#### Problem requirements:
Set down exactly the lines from the one containing "Output a JSON" through the end of the records below, both included, and nothing else.

Start of Listed entries

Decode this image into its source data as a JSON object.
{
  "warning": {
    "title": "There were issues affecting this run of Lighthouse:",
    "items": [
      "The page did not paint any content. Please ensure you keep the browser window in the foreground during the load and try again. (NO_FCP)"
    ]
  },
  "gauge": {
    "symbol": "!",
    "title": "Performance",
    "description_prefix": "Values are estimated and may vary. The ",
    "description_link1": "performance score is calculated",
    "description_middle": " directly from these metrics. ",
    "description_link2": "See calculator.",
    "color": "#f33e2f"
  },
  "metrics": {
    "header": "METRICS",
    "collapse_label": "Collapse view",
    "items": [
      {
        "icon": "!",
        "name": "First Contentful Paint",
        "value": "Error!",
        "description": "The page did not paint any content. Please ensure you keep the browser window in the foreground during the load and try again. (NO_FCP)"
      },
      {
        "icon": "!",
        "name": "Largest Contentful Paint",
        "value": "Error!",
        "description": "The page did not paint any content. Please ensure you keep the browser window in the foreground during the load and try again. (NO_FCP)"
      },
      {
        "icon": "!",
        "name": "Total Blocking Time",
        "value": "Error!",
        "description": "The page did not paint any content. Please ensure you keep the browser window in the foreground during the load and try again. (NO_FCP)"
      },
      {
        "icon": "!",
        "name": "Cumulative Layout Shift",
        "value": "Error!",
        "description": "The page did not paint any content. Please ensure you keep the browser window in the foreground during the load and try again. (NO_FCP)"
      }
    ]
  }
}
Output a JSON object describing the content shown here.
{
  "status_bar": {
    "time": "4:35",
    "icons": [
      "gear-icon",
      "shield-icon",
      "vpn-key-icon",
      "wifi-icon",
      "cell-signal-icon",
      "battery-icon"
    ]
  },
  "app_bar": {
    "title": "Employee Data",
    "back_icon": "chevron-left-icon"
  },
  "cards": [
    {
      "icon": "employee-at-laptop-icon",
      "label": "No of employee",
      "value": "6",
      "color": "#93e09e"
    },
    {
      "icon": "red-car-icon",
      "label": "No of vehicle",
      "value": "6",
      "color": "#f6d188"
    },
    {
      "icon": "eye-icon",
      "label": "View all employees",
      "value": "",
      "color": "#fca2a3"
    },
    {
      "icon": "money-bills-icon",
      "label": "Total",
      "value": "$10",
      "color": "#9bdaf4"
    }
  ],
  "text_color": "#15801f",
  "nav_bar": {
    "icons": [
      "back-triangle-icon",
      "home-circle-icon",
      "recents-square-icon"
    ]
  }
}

End of Listed entries

#### The completed task:
Output a JSON object describing the content shown here.
{
  "status_bar": {
    "time": "4:35",
    "icons": [
      "gear-icon",
      "shield-icon",
      "vpn-key-icon",
      "wifi-icon",
      "cell-signal-icon",
      "battery-icon"
    ]
  },
  "app_bar": {
    "title": "Employee Data",
    "back_icon": "chevron-left-icon"
  },
  "cards": [
    {
      "icon": "employee-at-laptop-icon",
      "label": "No of employee",
      "value": "6",
      "color": "#93e09e"
    },
    {
      "icon": "red-car-icon",
      "label": "No of vehicle",
      "value": "6",
      "color": "#f6d188"
    },
    {
      "icon": "eye-icon",
      "label": "View all employees",
      "value": "",
      "color": "#fca2a3"
    },
    {
      "icon": "money-bills-icon",
      "label": "Total",
      "value": "$10",
      "color": "#9bdaf4"
    }
  ],
  "text_color": "#15801f",
  "nav_bar": {
    "icons": [
      "back-triangle-icon",
      "home-circle-icon",
      "recents-square-icon"
    ]
  }
}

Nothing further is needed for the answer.